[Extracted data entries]
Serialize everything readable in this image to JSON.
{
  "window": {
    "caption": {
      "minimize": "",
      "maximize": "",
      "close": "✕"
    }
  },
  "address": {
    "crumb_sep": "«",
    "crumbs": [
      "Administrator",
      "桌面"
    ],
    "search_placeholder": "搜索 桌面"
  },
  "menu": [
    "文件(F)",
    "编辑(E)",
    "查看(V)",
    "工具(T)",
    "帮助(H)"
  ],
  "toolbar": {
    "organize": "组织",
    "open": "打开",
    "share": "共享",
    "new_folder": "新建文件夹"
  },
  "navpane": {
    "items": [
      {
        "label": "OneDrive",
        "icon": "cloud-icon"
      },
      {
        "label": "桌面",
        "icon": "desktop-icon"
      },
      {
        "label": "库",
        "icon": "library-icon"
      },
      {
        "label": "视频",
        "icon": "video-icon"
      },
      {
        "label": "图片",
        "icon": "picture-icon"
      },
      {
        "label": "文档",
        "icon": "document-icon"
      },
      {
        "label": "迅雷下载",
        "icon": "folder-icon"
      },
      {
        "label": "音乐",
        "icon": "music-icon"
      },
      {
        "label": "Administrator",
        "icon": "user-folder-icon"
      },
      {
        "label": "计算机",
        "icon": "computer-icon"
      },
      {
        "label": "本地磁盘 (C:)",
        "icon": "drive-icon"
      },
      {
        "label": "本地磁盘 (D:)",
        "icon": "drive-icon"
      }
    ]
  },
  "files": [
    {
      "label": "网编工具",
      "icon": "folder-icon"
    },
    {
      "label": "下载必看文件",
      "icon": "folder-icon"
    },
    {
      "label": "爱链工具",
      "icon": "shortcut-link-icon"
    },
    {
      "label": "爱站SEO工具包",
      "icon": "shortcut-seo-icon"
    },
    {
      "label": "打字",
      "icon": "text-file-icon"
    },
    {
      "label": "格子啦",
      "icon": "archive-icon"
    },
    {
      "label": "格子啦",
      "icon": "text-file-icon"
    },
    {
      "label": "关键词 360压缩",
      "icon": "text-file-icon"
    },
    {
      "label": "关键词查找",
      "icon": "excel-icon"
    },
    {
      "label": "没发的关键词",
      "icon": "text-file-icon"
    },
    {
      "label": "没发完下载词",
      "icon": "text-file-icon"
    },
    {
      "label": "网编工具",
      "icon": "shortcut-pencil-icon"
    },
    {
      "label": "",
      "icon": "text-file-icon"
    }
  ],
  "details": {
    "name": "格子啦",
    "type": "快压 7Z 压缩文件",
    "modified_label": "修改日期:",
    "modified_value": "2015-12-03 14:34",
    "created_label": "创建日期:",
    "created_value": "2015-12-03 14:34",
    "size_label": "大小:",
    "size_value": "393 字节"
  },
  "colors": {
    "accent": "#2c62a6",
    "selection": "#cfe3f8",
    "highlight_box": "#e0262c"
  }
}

- Directions for this task
Search the lines above for the string "Administrator", then show every one that has it.

- Exercise response
      "Administrator",
        "label": "Administrator",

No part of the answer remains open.